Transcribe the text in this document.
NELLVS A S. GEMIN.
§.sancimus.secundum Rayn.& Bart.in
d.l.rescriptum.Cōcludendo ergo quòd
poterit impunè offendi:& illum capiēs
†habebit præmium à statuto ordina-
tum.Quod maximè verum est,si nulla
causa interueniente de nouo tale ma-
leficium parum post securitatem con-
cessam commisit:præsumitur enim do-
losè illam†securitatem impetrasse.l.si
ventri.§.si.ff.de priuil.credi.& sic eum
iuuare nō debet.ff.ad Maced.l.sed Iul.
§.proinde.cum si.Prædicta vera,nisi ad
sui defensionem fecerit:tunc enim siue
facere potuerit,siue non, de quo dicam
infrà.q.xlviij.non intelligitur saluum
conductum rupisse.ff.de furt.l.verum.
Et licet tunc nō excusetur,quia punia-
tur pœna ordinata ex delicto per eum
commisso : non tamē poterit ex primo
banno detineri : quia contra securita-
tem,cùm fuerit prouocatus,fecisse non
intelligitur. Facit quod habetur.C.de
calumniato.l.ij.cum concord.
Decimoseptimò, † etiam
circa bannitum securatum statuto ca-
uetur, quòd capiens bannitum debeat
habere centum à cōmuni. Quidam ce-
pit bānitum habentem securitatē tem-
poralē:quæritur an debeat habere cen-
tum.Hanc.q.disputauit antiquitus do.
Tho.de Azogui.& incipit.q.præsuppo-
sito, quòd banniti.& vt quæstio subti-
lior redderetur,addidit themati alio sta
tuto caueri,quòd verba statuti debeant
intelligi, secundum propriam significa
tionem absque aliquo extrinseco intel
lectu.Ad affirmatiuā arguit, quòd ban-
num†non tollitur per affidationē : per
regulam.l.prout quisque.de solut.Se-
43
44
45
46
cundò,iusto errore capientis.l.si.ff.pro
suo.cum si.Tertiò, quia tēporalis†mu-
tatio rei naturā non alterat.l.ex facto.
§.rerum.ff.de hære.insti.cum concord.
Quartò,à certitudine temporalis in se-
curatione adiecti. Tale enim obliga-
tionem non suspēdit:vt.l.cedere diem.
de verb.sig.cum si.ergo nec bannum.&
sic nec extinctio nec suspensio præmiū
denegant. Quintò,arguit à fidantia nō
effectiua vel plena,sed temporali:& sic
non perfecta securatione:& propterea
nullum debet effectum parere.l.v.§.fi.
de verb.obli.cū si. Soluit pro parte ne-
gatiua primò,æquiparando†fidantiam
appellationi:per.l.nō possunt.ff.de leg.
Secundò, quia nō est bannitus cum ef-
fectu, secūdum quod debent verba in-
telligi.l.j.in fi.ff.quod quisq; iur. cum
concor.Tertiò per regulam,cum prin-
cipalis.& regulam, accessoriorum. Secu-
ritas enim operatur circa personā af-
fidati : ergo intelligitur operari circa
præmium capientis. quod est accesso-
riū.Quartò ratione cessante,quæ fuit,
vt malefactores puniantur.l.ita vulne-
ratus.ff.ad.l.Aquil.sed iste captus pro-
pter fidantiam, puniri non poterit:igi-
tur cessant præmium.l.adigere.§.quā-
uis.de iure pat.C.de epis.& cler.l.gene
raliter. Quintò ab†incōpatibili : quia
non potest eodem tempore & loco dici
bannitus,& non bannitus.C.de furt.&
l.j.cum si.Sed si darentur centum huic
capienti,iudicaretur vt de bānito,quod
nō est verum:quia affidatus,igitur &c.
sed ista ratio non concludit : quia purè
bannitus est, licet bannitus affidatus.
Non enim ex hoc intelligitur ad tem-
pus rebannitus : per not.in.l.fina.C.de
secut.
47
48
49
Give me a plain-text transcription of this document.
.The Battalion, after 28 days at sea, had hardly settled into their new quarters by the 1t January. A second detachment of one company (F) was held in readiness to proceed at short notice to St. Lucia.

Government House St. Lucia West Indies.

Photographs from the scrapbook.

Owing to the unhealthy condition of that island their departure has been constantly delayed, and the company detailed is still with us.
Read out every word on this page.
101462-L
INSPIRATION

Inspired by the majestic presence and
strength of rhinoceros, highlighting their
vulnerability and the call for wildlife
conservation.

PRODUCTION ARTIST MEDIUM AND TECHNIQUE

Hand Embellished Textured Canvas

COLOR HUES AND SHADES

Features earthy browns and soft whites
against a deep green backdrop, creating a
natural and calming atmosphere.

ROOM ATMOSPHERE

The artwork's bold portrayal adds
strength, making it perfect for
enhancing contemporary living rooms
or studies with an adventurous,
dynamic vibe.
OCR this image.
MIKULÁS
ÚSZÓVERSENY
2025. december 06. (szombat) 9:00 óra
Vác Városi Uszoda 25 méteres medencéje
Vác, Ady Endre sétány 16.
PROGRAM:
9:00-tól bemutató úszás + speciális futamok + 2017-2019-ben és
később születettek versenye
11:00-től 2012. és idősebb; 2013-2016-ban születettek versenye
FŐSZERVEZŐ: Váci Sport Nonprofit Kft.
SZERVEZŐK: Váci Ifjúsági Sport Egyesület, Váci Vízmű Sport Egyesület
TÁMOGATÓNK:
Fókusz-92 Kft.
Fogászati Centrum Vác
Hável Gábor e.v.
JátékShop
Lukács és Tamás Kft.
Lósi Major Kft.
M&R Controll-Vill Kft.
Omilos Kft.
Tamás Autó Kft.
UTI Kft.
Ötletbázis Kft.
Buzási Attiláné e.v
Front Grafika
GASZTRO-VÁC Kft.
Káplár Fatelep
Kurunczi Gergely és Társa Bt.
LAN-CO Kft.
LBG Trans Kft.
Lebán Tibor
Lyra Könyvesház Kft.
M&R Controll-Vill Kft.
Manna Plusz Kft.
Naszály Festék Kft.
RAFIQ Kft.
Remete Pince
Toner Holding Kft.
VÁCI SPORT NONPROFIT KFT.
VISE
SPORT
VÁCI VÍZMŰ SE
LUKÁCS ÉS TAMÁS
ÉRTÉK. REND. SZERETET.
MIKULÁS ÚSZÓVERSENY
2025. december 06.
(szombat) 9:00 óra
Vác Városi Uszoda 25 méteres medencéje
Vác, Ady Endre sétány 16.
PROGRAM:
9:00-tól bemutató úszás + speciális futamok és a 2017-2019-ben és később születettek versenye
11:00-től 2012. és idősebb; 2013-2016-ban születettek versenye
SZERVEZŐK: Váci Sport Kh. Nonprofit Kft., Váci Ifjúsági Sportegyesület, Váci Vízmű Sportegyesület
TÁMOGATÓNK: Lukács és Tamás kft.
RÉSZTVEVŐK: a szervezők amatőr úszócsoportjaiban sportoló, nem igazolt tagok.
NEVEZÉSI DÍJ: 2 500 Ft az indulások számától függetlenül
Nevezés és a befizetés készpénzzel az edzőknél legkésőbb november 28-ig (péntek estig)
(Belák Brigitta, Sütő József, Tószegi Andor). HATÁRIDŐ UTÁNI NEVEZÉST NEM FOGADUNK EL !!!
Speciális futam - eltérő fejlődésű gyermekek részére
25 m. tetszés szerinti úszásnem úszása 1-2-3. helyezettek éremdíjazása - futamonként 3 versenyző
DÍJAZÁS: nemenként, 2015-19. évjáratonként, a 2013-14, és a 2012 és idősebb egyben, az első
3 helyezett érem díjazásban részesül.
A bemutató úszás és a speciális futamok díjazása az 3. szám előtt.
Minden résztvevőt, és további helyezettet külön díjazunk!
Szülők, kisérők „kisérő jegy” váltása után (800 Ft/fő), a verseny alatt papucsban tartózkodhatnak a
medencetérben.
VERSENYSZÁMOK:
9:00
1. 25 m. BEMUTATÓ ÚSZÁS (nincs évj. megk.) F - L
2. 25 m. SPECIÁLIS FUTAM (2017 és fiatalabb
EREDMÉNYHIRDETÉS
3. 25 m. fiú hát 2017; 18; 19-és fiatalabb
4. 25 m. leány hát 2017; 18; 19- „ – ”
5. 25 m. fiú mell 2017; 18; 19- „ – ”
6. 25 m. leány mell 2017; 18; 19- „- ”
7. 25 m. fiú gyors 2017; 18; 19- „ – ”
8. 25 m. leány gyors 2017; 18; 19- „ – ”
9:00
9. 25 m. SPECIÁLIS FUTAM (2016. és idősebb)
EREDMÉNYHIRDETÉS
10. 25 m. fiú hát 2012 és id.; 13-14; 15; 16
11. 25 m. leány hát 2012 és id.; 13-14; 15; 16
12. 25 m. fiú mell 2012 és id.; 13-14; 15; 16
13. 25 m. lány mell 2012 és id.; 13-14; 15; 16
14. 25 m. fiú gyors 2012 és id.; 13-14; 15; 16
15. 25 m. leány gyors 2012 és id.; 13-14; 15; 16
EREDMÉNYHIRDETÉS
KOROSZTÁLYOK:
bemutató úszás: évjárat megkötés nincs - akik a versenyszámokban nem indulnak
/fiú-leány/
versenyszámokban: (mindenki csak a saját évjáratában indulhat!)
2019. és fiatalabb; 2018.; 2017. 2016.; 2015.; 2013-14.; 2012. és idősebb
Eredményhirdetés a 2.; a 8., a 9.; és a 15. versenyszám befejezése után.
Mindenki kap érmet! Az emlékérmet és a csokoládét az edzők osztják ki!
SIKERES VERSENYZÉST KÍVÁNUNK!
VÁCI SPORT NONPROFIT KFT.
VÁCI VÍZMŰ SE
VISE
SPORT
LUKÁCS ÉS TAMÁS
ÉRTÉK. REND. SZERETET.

##########

▸ Exercise requirements
Check each line above for the word "fiatalabb", and copy the lines where it appears.

▸ Result for this exercise
2. 25 m. SPECIÁLIS FUTAM (2017 és fiatalabb
3. 25 m. fiú hát 2017; 18; 19-és fiatalabb
2019. és fiatalabb; 2018.; 2017. 2016.; 2015.; 2013-14.; 2012. és idősebb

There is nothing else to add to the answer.